[Collection entries]
------------------------
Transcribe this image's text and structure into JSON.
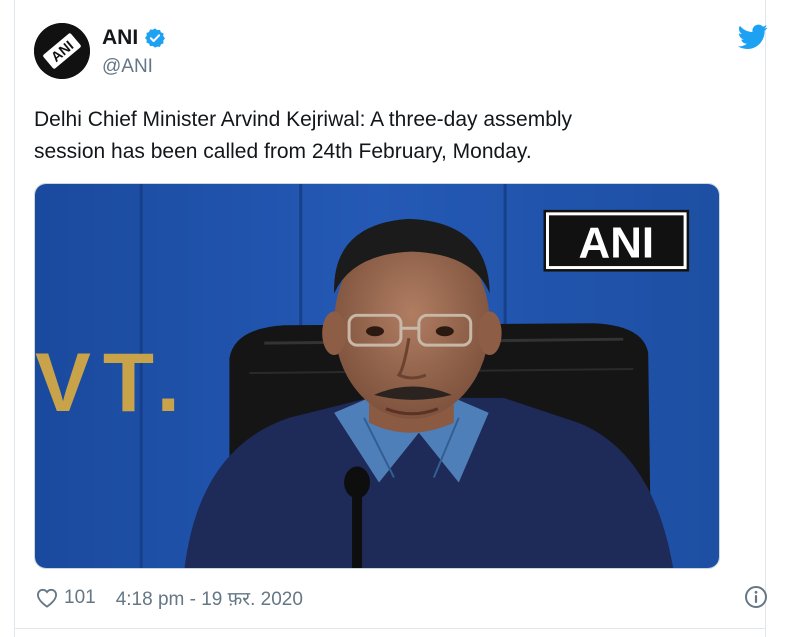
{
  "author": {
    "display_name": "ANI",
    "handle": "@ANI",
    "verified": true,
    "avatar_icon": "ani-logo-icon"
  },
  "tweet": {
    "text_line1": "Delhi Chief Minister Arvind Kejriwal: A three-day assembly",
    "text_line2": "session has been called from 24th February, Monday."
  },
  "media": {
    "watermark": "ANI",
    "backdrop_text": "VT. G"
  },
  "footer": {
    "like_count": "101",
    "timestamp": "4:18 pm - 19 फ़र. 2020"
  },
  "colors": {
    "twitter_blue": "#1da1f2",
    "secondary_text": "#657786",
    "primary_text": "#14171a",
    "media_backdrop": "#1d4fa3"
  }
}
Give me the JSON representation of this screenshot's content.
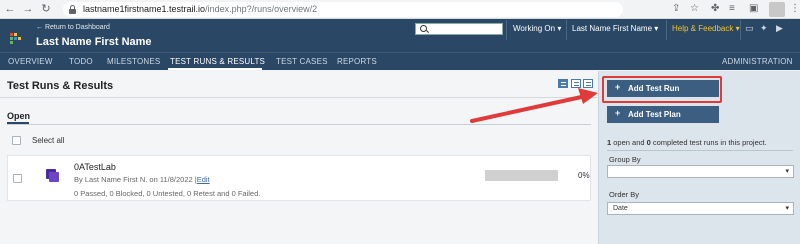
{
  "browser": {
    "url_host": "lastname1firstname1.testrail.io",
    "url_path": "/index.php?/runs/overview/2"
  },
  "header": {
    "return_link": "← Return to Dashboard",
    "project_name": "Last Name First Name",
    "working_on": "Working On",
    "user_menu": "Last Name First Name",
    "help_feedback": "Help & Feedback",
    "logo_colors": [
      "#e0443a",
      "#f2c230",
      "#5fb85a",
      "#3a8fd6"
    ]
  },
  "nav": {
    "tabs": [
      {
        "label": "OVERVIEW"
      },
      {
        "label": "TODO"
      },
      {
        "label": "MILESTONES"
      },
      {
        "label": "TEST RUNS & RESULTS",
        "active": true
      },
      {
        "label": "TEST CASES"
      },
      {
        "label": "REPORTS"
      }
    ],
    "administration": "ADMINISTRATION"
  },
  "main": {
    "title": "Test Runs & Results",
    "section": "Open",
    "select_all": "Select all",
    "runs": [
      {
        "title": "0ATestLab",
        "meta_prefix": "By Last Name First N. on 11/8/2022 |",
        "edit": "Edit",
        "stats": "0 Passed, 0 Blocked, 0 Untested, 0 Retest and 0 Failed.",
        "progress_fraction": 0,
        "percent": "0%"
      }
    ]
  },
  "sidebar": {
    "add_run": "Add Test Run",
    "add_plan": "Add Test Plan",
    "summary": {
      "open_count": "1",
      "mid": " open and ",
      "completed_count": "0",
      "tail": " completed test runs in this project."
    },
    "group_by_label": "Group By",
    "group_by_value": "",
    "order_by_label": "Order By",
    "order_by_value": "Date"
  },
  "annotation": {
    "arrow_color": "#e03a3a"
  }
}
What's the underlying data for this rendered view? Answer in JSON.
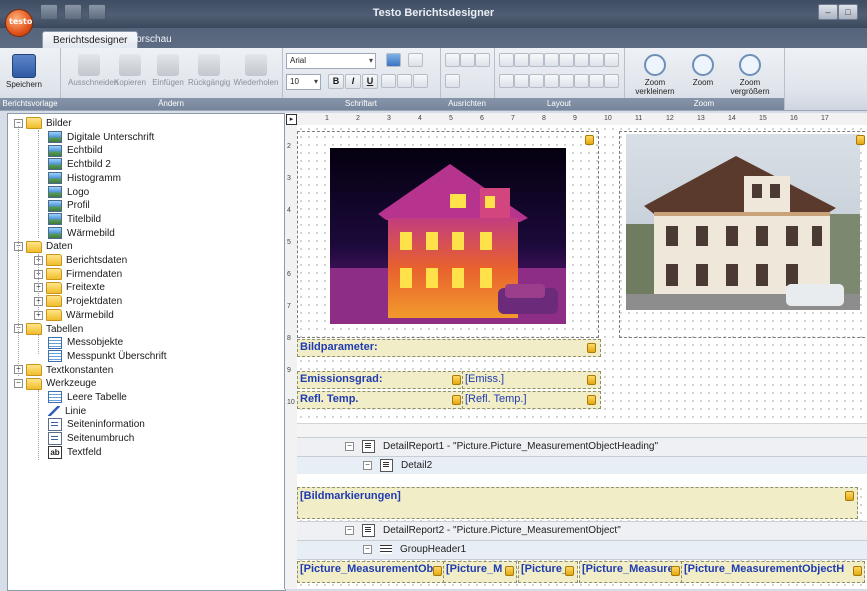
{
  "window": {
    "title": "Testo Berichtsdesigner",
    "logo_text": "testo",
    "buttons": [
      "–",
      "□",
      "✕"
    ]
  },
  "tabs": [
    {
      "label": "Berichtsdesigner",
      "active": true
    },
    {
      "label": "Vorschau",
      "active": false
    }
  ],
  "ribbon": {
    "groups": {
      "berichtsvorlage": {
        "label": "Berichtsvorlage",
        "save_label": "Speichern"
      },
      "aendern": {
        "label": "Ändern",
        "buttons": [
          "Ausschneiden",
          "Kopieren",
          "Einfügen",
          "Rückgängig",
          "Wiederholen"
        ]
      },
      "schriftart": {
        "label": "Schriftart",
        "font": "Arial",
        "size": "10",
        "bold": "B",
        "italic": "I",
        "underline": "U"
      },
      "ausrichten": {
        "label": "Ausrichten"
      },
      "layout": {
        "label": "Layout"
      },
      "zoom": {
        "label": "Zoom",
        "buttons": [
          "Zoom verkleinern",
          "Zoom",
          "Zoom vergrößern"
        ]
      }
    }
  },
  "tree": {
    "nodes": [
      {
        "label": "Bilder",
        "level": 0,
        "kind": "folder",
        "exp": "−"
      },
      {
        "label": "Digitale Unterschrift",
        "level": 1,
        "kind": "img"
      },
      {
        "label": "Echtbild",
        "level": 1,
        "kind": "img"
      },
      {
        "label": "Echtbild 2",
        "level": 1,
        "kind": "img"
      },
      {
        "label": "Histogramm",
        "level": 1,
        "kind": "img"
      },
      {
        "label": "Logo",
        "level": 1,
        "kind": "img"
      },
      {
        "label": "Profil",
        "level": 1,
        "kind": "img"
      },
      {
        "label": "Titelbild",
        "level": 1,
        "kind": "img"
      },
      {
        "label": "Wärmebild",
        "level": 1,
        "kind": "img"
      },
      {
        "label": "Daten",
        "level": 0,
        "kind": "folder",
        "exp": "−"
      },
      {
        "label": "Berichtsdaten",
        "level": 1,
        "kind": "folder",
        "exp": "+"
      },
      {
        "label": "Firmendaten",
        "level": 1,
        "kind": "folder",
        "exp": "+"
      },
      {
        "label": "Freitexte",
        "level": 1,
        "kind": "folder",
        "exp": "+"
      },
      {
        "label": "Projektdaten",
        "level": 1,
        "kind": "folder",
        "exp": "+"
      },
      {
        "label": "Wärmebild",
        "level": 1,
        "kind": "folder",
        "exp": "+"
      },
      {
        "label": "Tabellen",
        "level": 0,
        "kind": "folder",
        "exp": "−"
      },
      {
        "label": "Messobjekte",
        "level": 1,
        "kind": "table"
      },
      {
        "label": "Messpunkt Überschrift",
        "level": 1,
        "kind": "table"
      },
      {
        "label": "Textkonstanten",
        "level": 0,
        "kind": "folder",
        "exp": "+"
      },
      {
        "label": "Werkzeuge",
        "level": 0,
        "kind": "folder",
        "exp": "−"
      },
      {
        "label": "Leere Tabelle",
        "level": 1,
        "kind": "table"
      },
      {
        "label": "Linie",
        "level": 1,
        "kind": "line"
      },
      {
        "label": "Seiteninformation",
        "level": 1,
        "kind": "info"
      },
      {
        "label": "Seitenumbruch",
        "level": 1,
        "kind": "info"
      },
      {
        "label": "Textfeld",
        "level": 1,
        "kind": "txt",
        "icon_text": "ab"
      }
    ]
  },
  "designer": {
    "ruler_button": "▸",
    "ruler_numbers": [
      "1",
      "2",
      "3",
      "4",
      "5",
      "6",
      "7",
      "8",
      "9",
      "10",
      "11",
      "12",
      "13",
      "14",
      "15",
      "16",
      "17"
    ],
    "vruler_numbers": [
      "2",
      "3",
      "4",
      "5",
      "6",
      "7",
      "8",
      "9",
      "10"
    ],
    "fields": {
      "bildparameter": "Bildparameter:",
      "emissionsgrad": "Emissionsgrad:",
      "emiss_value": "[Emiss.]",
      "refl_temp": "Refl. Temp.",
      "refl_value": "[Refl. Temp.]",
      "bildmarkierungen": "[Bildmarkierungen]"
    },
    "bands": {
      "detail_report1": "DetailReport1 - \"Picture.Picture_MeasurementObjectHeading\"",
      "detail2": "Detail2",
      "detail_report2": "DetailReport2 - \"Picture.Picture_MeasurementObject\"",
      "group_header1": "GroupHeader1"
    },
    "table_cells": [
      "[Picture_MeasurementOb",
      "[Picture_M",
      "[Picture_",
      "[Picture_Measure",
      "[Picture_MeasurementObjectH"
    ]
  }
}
------------------------
THE TASK: Among the entries above, identify all lines with "JSON" and copy them.

FINISHED ANSWER:
Transcribe this image's text and structure into JSON.
Give me the JSON representation of this screenshot's content.
What's the underlying data for this rendered view? Answer in JSON.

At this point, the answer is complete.